## Exercise objective
Give back the records below exactly, every one, with no pictures.

## Given data
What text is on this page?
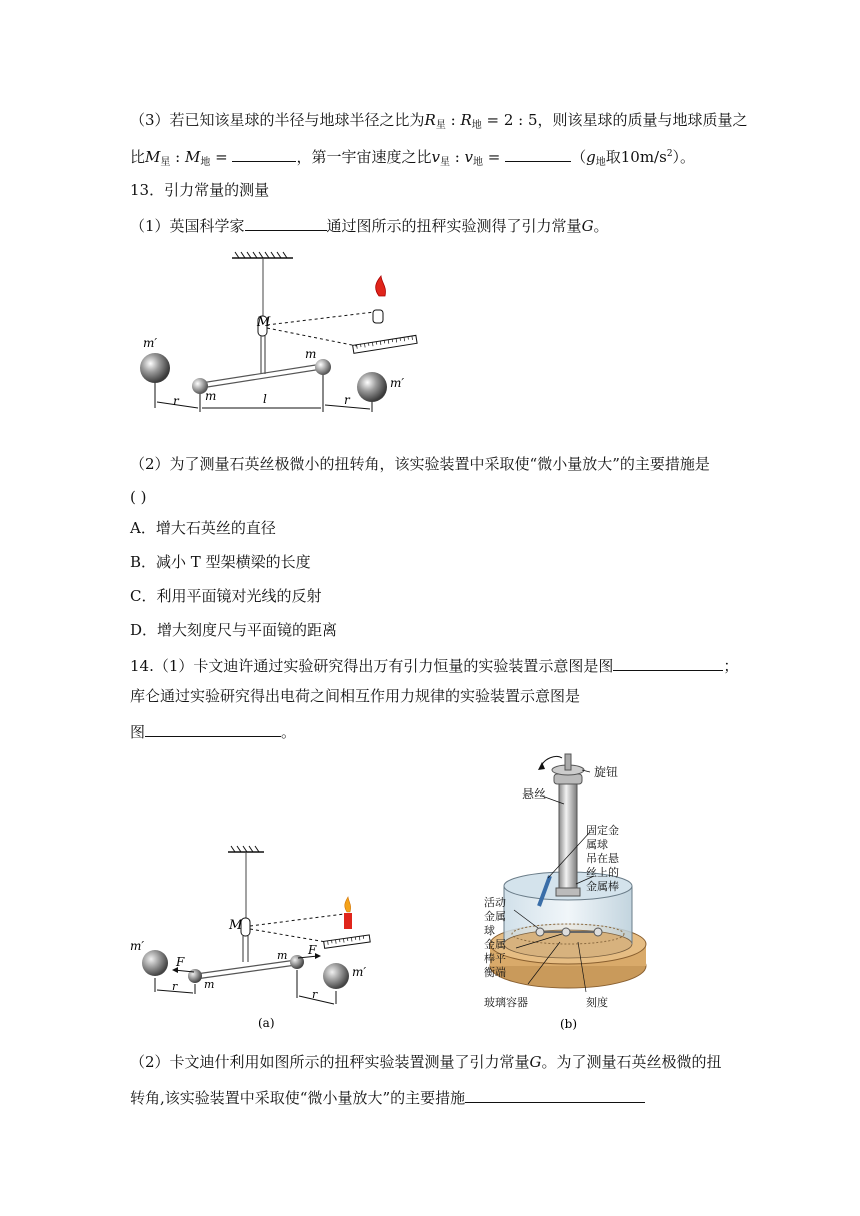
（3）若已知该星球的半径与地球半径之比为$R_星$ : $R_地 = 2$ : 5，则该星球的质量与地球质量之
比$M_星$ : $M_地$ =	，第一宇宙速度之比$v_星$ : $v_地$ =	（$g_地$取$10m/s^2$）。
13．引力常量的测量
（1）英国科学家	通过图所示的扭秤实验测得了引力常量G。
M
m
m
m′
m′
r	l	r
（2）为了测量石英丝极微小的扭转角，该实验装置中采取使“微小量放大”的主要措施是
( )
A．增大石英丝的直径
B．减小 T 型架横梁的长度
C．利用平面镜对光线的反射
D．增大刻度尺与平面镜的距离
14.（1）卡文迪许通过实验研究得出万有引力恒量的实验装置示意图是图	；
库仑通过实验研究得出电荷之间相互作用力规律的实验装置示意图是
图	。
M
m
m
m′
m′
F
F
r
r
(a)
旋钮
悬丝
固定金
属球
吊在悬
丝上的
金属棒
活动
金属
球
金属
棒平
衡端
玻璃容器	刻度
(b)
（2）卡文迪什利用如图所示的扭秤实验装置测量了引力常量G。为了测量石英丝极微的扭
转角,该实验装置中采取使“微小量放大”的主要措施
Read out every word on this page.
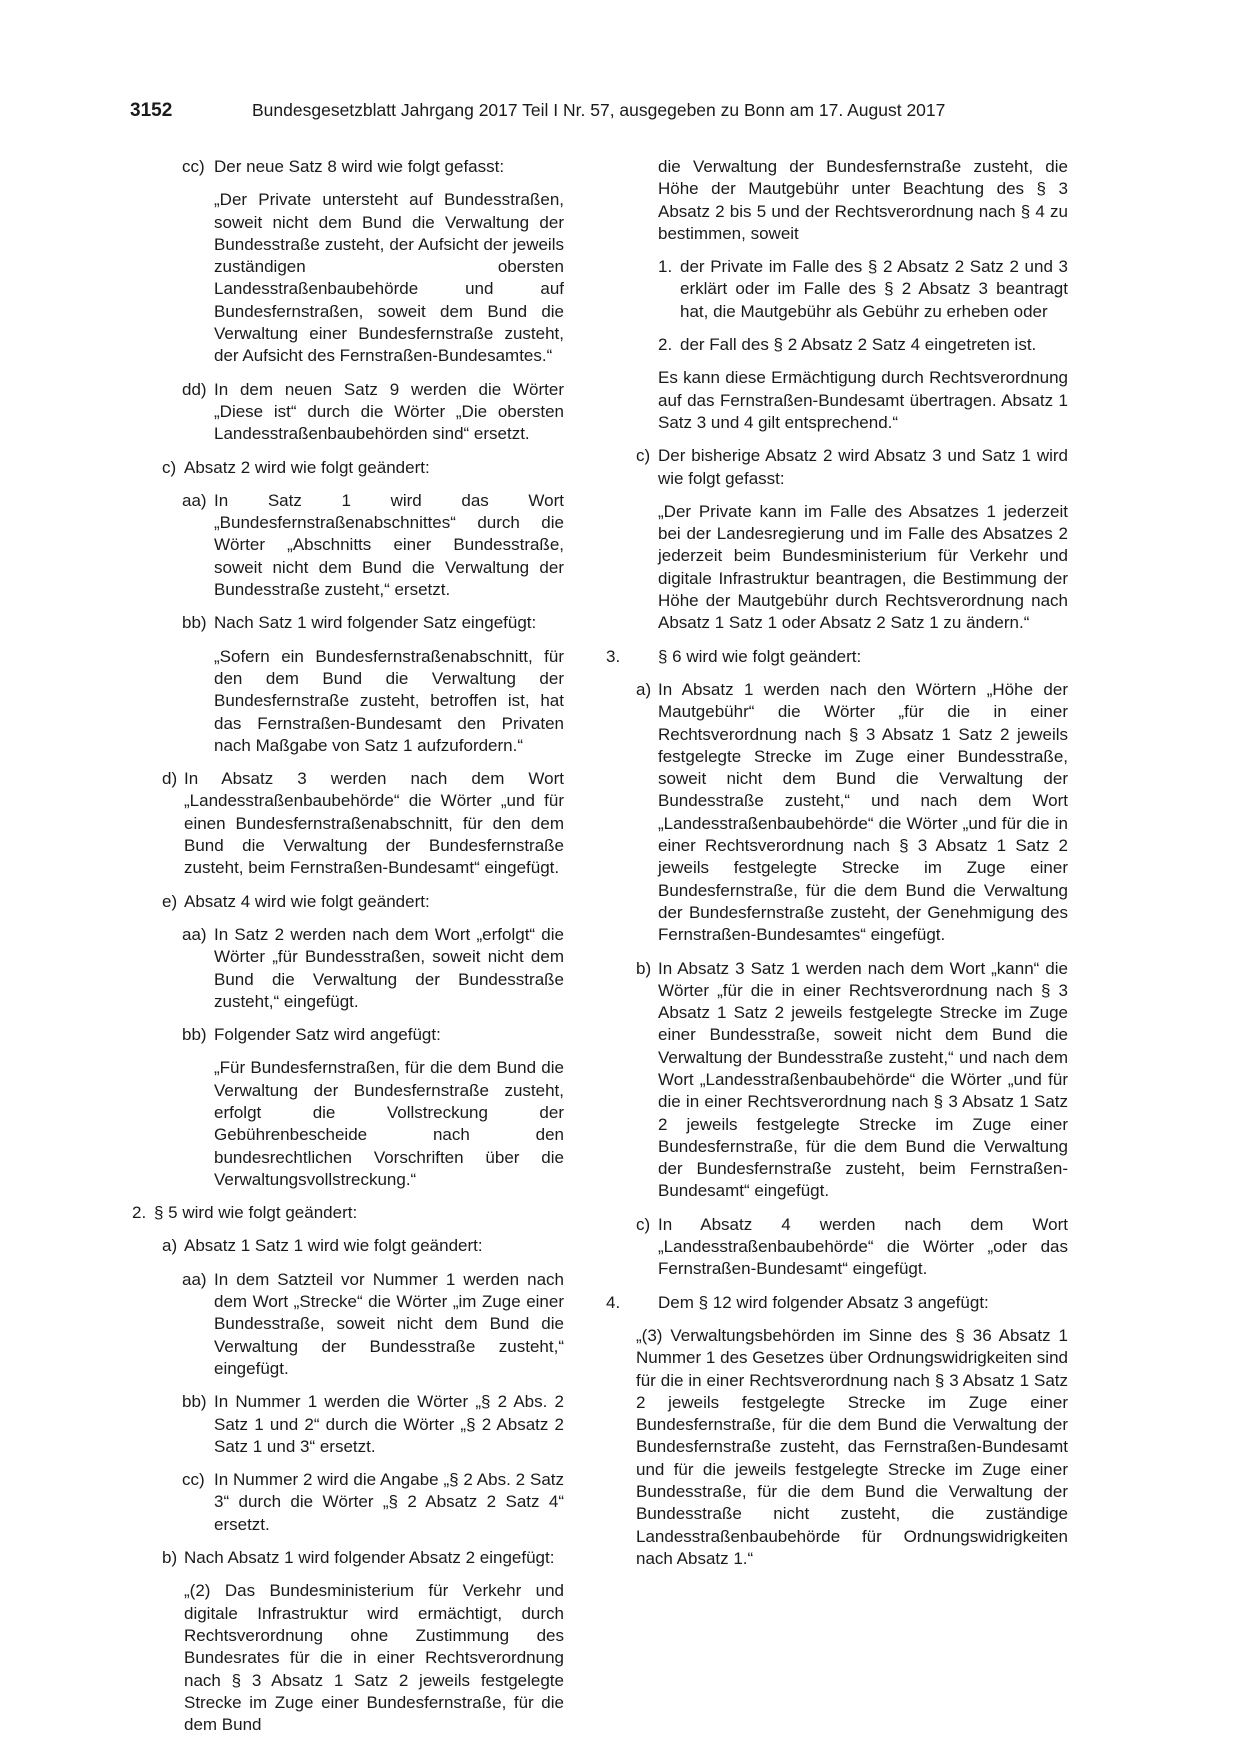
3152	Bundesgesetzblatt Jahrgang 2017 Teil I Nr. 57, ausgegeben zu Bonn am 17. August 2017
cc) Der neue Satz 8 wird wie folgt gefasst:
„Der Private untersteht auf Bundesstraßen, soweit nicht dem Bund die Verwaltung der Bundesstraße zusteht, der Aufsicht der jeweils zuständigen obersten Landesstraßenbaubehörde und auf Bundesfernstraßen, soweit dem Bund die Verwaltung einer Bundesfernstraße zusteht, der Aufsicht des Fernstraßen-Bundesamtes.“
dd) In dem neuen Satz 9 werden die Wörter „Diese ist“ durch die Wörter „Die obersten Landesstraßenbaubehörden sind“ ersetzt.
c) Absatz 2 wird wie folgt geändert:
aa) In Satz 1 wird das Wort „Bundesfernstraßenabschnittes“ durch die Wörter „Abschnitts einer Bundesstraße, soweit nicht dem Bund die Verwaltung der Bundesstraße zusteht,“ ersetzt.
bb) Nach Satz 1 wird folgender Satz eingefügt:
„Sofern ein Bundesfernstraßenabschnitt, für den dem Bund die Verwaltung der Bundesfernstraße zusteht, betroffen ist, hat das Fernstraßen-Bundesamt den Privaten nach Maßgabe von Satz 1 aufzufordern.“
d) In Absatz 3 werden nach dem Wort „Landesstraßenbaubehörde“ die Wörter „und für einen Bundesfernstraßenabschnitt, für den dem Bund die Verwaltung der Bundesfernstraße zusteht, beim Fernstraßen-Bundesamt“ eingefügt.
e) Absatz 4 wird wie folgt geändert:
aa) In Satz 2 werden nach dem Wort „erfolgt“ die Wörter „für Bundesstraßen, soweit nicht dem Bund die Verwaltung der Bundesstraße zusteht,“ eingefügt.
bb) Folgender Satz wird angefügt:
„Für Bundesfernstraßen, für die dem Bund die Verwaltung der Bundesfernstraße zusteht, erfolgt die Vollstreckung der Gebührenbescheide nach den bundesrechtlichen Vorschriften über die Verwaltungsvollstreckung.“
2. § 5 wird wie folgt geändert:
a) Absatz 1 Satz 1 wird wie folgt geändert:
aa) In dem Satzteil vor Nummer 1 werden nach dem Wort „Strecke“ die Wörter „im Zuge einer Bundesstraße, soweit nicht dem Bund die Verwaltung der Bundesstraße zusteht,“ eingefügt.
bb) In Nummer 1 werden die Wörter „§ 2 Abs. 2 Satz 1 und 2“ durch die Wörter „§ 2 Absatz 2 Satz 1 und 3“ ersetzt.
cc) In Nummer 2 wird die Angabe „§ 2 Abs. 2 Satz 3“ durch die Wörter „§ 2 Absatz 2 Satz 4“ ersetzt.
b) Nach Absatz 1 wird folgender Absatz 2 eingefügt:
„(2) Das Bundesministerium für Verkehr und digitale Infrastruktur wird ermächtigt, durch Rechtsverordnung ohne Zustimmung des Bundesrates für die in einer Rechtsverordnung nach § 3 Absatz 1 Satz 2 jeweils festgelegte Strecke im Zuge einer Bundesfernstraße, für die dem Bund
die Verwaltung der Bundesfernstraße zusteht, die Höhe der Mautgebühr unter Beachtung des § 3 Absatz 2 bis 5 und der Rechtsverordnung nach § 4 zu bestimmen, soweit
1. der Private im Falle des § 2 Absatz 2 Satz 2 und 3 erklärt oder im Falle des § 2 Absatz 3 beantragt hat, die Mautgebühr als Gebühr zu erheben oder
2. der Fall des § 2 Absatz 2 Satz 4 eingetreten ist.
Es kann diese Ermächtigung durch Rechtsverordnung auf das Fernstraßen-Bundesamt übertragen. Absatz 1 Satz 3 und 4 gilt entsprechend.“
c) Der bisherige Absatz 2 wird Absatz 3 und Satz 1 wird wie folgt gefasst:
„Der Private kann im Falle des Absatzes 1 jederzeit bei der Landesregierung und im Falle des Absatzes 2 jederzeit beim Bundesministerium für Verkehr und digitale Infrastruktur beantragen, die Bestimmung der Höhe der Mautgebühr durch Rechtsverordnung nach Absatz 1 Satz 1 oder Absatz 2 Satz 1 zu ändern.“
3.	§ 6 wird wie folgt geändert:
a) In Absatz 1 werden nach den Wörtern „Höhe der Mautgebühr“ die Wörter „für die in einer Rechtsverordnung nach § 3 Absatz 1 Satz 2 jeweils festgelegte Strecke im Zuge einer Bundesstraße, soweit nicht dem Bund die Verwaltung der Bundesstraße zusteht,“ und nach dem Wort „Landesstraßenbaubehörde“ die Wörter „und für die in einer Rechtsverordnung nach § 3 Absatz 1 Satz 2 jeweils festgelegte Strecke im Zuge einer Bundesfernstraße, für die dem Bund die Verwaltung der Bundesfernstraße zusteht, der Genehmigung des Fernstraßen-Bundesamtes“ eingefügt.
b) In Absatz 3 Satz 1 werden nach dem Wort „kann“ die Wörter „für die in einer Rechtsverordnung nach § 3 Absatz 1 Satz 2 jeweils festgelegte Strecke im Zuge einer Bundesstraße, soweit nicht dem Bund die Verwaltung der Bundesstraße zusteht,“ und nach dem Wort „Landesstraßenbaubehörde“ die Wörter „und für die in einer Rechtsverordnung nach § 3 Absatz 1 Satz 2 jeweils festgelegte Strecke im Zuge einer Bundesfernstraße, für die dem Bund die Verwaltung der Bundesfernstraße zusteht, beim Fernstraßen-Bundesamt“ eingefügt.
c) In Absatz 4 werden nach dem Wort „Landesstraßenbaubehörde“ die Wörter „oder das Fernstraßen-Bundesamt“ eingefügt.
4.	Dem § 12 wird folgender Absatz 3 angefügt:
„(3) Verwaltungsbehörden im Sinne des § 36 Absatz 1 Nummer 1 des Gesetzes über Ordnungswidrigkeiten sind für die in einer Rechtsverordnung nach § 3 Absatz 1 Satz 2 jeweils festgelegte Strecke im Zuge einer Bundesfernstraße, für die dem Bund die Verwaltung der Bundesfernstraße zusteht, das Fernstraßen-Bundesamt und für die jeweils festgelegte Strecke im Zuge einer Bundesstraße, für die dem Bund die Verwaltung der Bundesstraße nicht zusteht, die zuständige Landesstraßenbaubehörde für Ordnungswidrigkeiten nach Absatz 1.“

## Result of the exercise
What text is on this page?
（3）若已知该星球的半径与地球半径之比为$R_星$ : $R_地 = 2$ : 5，则该星球的质量与地球质量之
比$M_星$ : $M_地$ =	，第一宇宙速度之比$v_星$ : $v_地$ =	（$g_地$取$10m/s^2$）。
13．引力常量的测量
（1）英国科学家	通过图所示的扭秤实验测得了引力常量G。
M
m
m
m′
m′
r	l	r
（2）为了测量石英丝极微小的扭转角，该实验装置中采取使“微小量放大”的主要措施是
( )
A．增大石英丝的直径
B．减小 T 型架横梁的长度
C．利用平面镜对光线的反射
D．增大刻度尺与平面镜的距离
14.（1）卡文迪许通过实验研究得出万有引力恒量的实验装置示意图是图	；
库仑通过实验研究得出电荷之间相互作用力规律的实验装置示意图是
图	。
M
m
m
m′
m′
F
F
r
r
(a)
旋钮
悬丝
固定金
属球
吊在悬
丝上的
金属棒
活动
金属
球
金属
棒平
衡端
玻璃容器	刻度
(b)
（2）卡文迪什利用如图所示的扭秤实验装置测量了引力常量G。为了测量石英丝极微的扭
转角,该实验装置中采取使“微小量放大”的主要措施
Read out every word on this page.
3152	Bundesgesetzblatt Jahrgang 2017 Teil I Nr. 57, ausgegeben zu Bonn am 17. August 2017
cc) Der neue Satz 8 wird wie folgt gefasst:
„Der Private untersteht auf Bundesstraßen, soweit nicht dem Bund die Verwaltung der Bundesstraße zusteht, der Aufsicht der jeweils zuständigen obersten Landesstraßenbaubehörde und auf Bundesfernstraßen, soweit dem Bund die Verwaltung einer Bundesfernstraße zusteht, der Aufsicht des Fernstraßen-Bundesamtes.“
dd) In dem neuen Satz 9 werden die Wörter „Diese ist“ durch die Wörter „Die obersten Landesstraßenbaubehörden sind“ ersetzt.
c) Absatz 2 wird wie folgt geändert:
aa) In Satz 1 wird das Wort „Bundesfernstraßenabschnittes“ durch die Wörter „Abschnitts einer Bundesstraße, soweit nicht dem Bund die Verwaltung der Bundesstraße zusteht,“ ersetzt.
bb) Nach Satz 1 wird folgender Satz eingefügt:
„Sofern ein Bundesfernstraßenabschnitt, für den dem Bund die Verwaltung der Bundesfernstraße zusteht, betroffen ist, hat das Fernstraßen-Bundesamt den Privaten nach Maßgabe von Satz 1 aufzufordern.“
d) In Absatz 3 werden nach dem Wort „Landesstraßenbaubehörde“ die Wörter „und für einen Bundesfernstraßenabschnitt, für den dem Bund die Verwaltung der Bundesfernstraße zusteht, beim Fernstraßen-Bundesamt“ eingefügt.
e) Absatz 4 wird wie folgt geändert:
aa) In Satz 2 werden nach dem Wort „erfolgt“ die Wörter „für Bundesstraßen, soweit nicht dem Bund die Verwaltung der Bundesstraße zusteht,“ eingefügt.
bb) Folgender Satz wird angefügt:
„Für Bundesfernstraßen, für die dem Bund die Verwaltung der Bundesfernstraße zusteht, erfolgt die Vollstreckung der Gebührenbescheide nach den bundesrechtlichen Vorschriften über die Verwaltungsvollstreckung.“
2. § 5 wird wie folgt geändert:
a) Absatz 1 Satz 1 wird wie folgt geändert:
aa) In dem Satzteil vor Nummer 1 werden nach dem Wort „Strecke“ die Wörter „im Zuge einer Bundesstraße, soweit nicht dem Bund die Verwaltung der Bundesstraße zusteht,“ eingefügt.
bb) In Nummer 1 werden die Wörter „§ 2 Abs. 2 Satz 1 und 2“ durch die Wörter „§ 2 Absatz 2 Satz 1 und 3“ ersetzt.
cc) In Nummer 2 wird die Angabe „§ 2 Abs. 2 Satz 3“ durch die Wörter „§ 2 Absatz 2 Satz 4“ ersetzt.
b) Nach Absatz 1 wird folgender Absatz 2 eingefügt:
„(2) Das Bundesministerium für Verkehr und digitale Infrastruktur wird ermächtigt, durch Rechtsverordnung ohne Zustimmung des Bundesrates für die in einer Rechtsverordnung nach § 3 Absatz 1 Satz 2 jeweils festgelegte Strecke im Zuge einer Bundesfernstraße, für die dem Bund
die Verwaltung der Bundesfernstraße zusteht, die Höhe der Mautgebühr unter Beachtung des § 3 Absatz 2 bis 5 und der Rechtsverordnung nach § 4 zu bestimmen, soweit
1. der Private im Falle des § 2 Absatz 2 Satz 2 und 3 erklärt oder im Falle des § 2 Absatz 3 beantragt hat, die Mautgebühr als Gebühr zu erheben oder
2. der Fall des § 2 Absatz 2 Satz 4 eingetreten ist.
Es kann diese Ermächtigung durch Rechtsverordnung auf das Fernstraßen-Bundesamt übertragen. Absatz 1 Satz 3 und 4 gilt entsprechend.“
c) Der bisherige Absatz 2 wird Absatz 3 und Satz 1 wird wie folgt gefasst:
„Der Private kann im Falle des Absatzes 1 jederzeit bei der Landesregierung und im Falle des Absatzes 2 jederzeit beim Bundesministerium für Verkehr und digitale Infrastruktur beantragen, die Bestimmung der Höhe der Mautgebühr durch Rechtsverordnung nach Absatz 1 Satz 1 oder Absatz 2 Satz 1 zu ändern.“
3.	§ 6 wird wie folgt geändert:
a) In Absatz 1 werden nach den Wörtern „Höhe der Mautgebühr“ die Wörter „für die in einer Rechtsverordnung nach § 3 Absatz 1 Satz 2 jeweils festgelegte Strecke im Zuge einer Bundesstraße, soweit nicht dem Bund die Verwaltung der Bundesstraße zusteht,“ und nach dem Wort „Landesstraßenbaubehörde“ die Wörter „und für die in einer Rechtsverordnung nach § 3 Absatz 1 Satz 2 jeweils festgelegte Strecke im Zuge einer Bundesfernstraße, für die dem Bund die Verwaltung der Bundesfernstraße zusteht, der Genehmigung des Fernstraßen-Bundesamtes“ eingefügt.
b) In Absatz 3 Satz 1 werden nach dem Wort „kann“ die Wörter „für die in einer Rechtsverordnung nach § 3 Absatz 1 Satz 2 jeweils festgelegte Strecke im Zuge einer Bundesstraße, soweit nicht dem Bund die Verwaltung der Bundesstraße zusteht,“ und nach dem Wort „Landesstraßenbaubehörde“ die Wörter „und für die in einer Rechtsverordnung nach § 3 Absatz 1 Satz 2 jeweils festgelegte Strecke im Zuge einer Bundesfernstraße, für die dem Bund die Verwaltung der Bundesfernstraße zusteht, beim Fernstraßen-Bundesamt“ eingefügt.
c) In Absatz 4 werden nach dem Wort „Landesstraßenbaubehörde“ die Wörter „oder das Fernstraßen-Bundesamt“ eingefügt.
4.	Dem § 12 wird folgender Absatz 3 angefügt:
„(3) Verwaltungsbehörden im Sinne des § 36 Absatz 1 Nummer 1 des Gesetzes über Ordnungswidrigkeiten sind für die in einer Rechtsverordnung nach § 3 Absatz 1 Satz 2 jeweils festgelegte Strecke im Zuge einer Bundesfernstraße, für die dem Bund die Verwaltung der Bundesfernstraße zusteht, das Fernstraßen-Bundesamt und für die jeweils festgelegte Strecke im Zuge einer Bundesstraße, für die dem Bund die Verwaltung der Bundesstraße nicht zusteht, die zuständige Landesstraßenbaubehörde für Ordnungswidrigkeiten nach Absatz 1.“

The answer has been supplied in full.